» WHAT TO WORK ON
Extract all of the data and reproduce it precisely.

» PROVIDED RECORDS
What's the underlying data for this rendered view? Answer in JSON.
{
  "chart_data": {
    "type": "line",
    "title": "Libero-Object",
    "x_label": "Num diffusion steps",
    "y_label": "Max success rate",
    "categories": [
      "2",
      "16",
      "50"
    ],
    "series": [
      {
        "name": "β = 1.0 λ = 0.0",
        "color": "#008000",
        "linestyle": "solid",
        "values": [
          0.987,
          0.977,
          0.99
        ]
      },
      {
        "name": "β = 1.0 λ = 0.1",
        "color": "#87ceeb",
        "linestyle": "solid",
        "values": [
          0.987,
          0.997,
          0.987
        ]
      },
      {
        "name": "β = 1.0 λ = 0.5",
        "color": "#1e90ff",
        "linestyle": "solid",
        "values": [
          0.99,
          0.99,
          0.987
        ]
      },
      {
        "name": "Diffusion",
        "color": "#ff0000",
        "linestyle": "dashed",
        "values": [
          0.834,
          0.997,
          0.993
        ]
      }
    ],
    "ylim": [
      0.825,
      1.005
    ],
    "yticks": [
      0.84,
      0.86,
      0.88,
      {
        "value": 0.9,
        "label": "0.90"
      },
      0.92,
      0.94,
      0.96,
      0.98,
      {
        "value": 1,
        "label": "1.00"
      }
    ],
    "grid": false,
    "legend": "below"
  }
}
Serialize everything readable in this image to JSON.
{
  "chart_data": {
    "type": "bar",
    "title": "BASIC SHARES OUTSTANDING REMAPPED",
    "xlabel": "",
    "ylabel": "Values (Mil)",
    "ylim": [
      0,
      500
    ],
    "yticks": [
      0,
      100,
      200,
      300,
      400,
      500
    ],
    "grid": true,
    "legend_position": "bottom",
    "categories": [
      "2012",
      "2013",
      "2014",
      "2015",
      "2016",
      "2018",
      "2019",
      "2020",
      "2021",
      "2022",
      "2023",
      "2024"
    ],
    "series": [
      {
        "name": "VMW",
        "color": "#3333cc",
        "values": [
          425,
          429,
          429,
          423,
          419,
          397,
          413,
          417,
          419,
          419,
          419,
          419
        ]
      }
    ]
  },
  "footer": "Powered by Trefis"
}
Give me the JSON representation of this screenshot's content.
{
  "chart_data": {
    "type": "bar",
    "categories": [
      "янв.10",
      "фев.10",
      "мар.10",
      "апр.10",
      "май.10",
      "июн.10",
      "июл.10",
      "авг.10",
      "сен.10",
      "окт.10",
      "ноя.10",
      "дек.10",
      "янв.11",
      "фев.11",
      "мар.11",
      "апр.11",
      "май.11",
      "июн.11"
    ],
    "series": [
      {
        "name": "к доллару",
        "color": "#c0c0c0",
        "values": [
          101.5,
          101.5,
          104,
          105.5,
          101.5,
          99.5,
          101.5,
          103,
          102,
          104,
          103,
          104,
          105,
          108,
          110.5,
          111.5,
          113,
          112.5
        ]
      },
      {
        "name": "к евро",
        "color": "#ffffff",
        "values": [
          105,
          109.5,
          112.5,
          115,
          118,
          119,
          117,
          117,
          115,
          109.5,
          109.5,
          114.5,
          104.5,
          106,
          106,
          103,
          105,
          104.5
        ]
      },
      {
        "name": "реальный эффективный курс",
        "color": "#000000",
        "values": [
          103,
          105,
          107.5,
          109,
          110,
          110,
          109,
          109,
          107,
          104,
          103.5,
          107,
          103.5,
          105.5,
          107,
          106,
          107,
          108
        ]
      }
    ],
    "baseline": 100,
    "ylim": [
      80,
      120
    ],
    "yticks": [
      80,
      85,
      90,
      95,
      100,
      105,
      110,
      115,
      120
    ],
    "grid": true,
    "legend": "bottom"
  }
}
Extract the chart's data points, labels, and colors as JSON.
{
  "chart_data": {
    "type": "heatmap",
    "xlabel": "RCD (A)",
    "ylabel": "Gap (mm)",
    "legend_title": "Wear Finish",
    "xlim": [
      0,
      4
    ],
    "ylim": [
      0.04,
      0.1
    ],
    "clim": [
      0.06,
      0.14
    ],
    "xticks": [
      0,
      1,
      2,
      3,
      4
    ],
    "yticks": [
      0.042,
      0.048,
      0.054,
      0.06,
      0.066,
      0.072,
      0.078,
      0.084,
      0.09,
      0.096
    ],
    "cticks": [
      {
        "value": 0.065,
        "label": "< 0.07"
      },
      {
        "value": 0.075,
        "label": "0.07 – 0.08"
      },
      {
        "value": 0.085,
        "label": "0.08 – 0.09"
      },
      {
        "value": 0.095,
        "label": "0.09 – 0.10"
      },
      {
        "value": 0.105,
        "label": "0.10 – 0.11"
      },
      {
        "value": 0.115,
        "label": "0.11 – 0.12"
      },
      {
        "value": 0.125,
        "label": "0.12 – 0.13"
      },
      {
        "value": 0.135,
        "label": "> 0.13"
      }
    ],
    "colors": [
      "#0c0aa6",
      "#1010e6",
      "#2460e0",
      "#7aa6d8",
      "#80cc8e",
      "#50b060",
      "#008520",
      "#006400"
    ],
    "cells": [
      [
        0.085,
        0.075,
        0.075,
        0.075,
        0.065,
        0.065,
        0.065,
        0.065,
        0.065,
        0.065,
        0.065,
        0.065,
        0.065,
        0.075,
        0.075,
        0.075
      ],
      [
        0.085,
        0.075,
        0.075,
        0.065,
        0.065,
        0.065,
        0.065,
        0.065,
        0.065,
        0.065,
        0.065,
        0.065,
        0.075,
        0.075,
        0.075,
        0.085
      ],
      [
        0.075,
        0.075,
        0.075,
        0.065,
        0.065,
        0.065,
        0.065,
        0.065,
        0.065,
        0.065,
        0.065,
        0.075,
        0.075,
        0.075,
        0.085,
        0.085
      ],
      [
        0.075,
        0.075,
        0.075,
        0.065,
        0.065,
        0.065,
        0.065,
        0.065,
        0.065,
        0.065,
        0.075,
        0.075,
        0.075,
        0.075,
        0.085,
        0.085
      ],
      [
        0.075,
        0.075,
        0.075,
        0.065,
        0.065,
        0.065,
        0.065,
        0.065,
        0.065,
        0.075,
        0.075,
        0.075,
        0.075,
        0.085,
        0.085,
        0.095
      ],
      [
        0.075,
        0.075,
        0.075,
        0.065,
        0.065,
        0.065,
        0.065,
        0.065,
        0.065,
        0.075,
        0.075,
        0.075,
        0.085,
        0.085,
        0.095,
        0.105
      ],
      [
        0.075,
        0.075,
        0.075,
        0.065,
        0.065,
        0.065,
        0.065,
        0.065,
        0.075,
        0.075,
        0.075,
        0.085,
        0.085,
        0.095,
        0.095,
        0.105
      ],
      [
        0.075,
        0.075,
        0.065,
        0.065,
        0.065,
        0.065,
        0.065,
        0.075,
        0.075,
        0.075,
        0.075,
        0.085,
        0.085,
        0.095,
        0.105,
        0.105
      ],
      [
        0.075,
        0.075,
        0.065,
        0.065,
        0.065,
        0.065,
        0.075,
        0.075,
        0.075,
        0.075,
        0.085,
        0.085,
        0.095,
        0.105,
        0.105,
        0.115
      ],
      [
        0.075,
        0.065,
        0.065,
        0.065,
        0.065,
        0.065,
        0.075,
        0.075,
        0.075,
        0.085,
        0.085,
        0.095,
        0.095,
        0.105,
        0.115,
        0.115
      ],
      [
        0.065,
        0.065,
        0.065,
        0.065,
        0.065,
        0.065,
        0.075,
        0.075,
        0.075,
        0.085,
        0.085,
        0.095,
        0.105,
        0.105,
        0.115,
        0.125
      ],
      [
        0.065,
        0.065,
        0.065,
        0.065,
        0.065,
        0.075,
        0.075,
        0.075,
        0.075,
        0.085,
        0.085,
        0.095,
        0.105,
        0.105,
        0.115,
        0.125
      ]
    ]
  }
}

» COMPLETED EXERCISE
What's the underlying data for this rendered view? Answer in JSON.
{
  "chart_data": {
    "type": "line",
    "title": "Libero-Object",
    "x_label": "Num diffusion steps",
    "y_label": "Max success rate",
    "categories": [
      "2",
      "16",
      "50"
    ],
    "series": [
      {
        "name": "β = 1.0 λ = 0.0",
        "color": "#008000",
        "linestyle": "solid",
        "values": [
          0.987,
          0.977,
          0.99
        ]
      },
      {
        "name": "β = 1.0 λ = 0.1",
        "color": "#87ceeb",
        "linestyle": "solid",
        "values": [
          0.987,
          0.997,
          0.987
        ]
      },
      {
        "name": "β = 1.0 λ = 0.5",
        "color": "#1e90ff",
        "linestyle": "solid",
        "values": [
          0.99,
          0.99,
          0.987
        ]
      },
      {
        "name": "Diffusion",
        "color": "#ff0000",
        "linestyle": "dashed",
        "values": [
          0.834,
          0.997,
          0.993
        ]
      }
    ],
    "ylim": [
      0.825,
      1.005
    ],
    "yticks": [
      0.84,
      0.86,
      0.88,
      {
        "value": 0.9,
        "label": "0.90"
      },
      0.92,
      0.94,
      0.96,
      0.98,
      {
        "value": 1,
        "label": "1.00"
      }
    ],
    "grid": false,
    "legend": "below"
  }
}
Serialize everything readable in this image to JSON.
{
  "chart_data": {
    "type": "bar",
    "title": "BASIC SHARES OUTSTANDING REMAPPED",
    "xlabel": "",
    "ylabel": "Values (Mil)",
    "ylim": [
      0,
      500
    ],
    "yticks": [
      0,
      100,
      200,
      300,
      400,
      500
    ],
    "grid": true,
    "legend_position": "bottom",
    "categories": [
      "2012",
      "2013",
      "2014",
      "2015",
      "2016",
      "2018",
      "2019",
      "2020",
      "2021",
      "2022",
      "2023",
      "2024"
    ],
    "series": [
      {
        "name": "VMW",
        "color": "#3333cc",
        "values": [
          425,
          429,
          429,
          423,
          419,
          397,
          413,
          417,
          419,
          419,
          419,
          419
        ]
      }
    ]
  },
  "footer": "Powered by Trefis"
}
Give me the JSON representation of this screenshot's content.
{
  "chart_data": {
    "type": "bar",
    "categories": [
      "янв.10",
      "фев.10",
      "мар.10",
      "апр.10",
      "май.10",
      "июн.10",
      "июл.10",
      "авг.10",
      "сен.10",
      "окт.10",
      "ноя.10",
      "дек.10",
      "янв.11",
      "фев.11",
      "мар.11",
      "апр.11",
      "май.11",
      "июн.11"
    ],
    "series": [
      {
        "name": "к доллару",
        "color": "#c0c0c0",
        "values": [
          101.5,
          101.5,
          104,
          105.5,
          101.5,
          99.5,
          101.5,
          103,
          102,
          104,
          103,
          104,
          105,
          108,
          110.5,
          111.5,
          113,
          112.5
        ]
      },
      {
        "name": "к евро",
        "color": "#ffffff",
        "values": [
          105,
          109.5,
          112.5,
          115,
          118,
          119,
          117,
          117,
          115,
          109.5,
          109.5,
          114.5,
          104.5,
          106,
          106,
          103,
          105,
          104.5
        ]
      },
      {
        "name": "реальный эффективный курс",
        "color": "#000000",
        "values": [
          103,
          105,
          107.5,
          109,
          110,
          110,
          109,
          109,
          107,
          104,
          103.5,
          107,
          103.5,
          105.5,
          107,
          106,
          107,
          108
        ]
      }
    ],
    "baseline": 100,
    "ylim": [
      80,
      120
    ],
    "yticks": [
      80,
      85,
      90,
      95,
      100,
      105,
      110,
      115,
      120
    ],
    "grid": true,
    "legend": "bottom"
  }
}
Extract the chart's data points, labels, and colors as JSON.
{
  "chart_data": {
    "type": "heatmap",
    "xlabel": "RCD (A)",
    "ylabel": "Gap (mm)",
    "legend_title": "Wear Finish",
    "xlim": [
      0,
      4
    ],
    "ylim": [
      0.04,
      0.1
    ],
    "clim": [
      0.06,
      0.14
    ],
    "xticks": [
      0,
      1,
      2,
      3,
      4
    ],
    "yticks": [
      0.042,
      0.048,
      0.054,
      0.06,
      0.066,
      0.072,
      0.078,
      0.084,
      0.09,
      0.096
    ],
    "cticks": [
      {
        "value": 0.065,
        "label": "< 0.07"
      },
      {
        "value": 0.075,
        "label": "0.07 – 0.08"
      },
      {
        "value": 0.085,
        "label": "0.08 – 0.09"
      },
      {
        "value": 0.095,
        "label": "0.09 – 0.10"
      },
      {
        "value": 0.105,
        "label": "0.10 – 0.11"
      },
      {
        "value": 0.115,
        "label": "0.11 – 0.12"
      },
      {
        "value": 0.125,
        "label": "0.12 – 0.13"
      },
      {
        "value": 0.135,
        "label": "> 0.13"
      }
    ],
    "colors": [
      "#0c0aa6",
      "#1010e6",
      "#2460e0",
      "#7aa6d8",
      "#80cc8e",
      "#50b060",
      "#008520",
      "#006400"
    ],
    "cells": [
      [
        0.085,
        0.075,
        0.075,
        0.075,
        0.065,
        0.065,
        0.065,
        0.065,
        0.065,
        0.065,
        0.065,
        0.065,
        0.065,
        0.075,
        0.075,
        0.075
      ],
      [
        0.085,
        0.075,
        0.075,
        0.065,
        0.065,
        0.065,
        0.065,
        0.065,
        0.065,
        0.065,
        0.065,
        0.065,
        0.075,
        0.075,
        0.075,
        0.085
      ],
      [
        0.075,
        0.075,
        0.075,
        0.065,
        0.065,
        0.065,
        0.065,
        0.065,
        0.065,
        0.065,
        0.065,
        0.075,
        0.075,
        0.075,
        0.085,
        0.085
      ],
      [
        0.075,
        0.075,
        0.075,
        0.065,
        0.065,
        0.065,
        0.065,
        0.065,
        0.065,
        0.065,
        0.075,
        0.075,
        0.075,
        0.075,
        0.085,
        0.085
      ],
      [
        0.075,
        0.075,
        0.075,
        0.065,
        0.065,
        0.065,
        0.065,
        0.065,
        0.065,
        0.075,
        0.075,
        0.075,
        0.075,
        0.085,
        0.085,
        0.095
      ],
      [
        0.075,
        0.075,
        0.075,
        0.065,
        0.065,
        0.065,
        0.065,
        0.065,
        0.065,
        0.075,
        0.075,
        0.075,
        0.085,
        0.085,
        0.095,
        0.105
      ],
      [
        0.075,
        0.075,
        0.075,
        0.065,
        0.065,
        0.065,
        0.065,
        0.065,
        0.075,
        0.075,
        0.075,
        0.085,
        0.085,
        0.095,
        0.095,
        0.105
      ],
      [
        0.075,
        0.075,
        0.065,
        0.065,
        0.065,
        0.065,
        0.065,
        0.075,
        0.075,
        0.075,
        0.075,
        0.085,
        0.085,
        0.095,
        0.105,
        0.105
      ],
      [
        0.075,
        0.075,
        0.065,
        0.065,
        0.065,
        0.065,
        0.075,
        0.075,
        0.075,
        0.075,
        0.085,
        0.085,
        0.095,
        0.105,
        0.105,
        0.115
      ],
      [
        0.075,
        0.065,
        0.065,
        0.065,
        0.065,
        0.065,
        0.075,
        0.075,
        0.075,
        0.085,
        0.085,
        0.095,
        0.095,
        0.105,
        0.115,
        0.115
      ],
      [
        0.065,
        0.065,
        0.065,
        0.065,
        0.065,
        0.065,
        0.075,
        0.075,
        0.075,
        0.085,
        0.085,
        0.095,
        0.105,
        0.105,
        0.115,
        0.125
      ],
      [
        0.065,
        0.065,
        0.065,
        0.065,
        0.065,
        0.075,
        0.075,
        0.075,
        0.075,
        0.085,
        0.085,
        0.095,
        0.105,
        0.105,
        0.115,
        0.125
      ]
    ]
  }
}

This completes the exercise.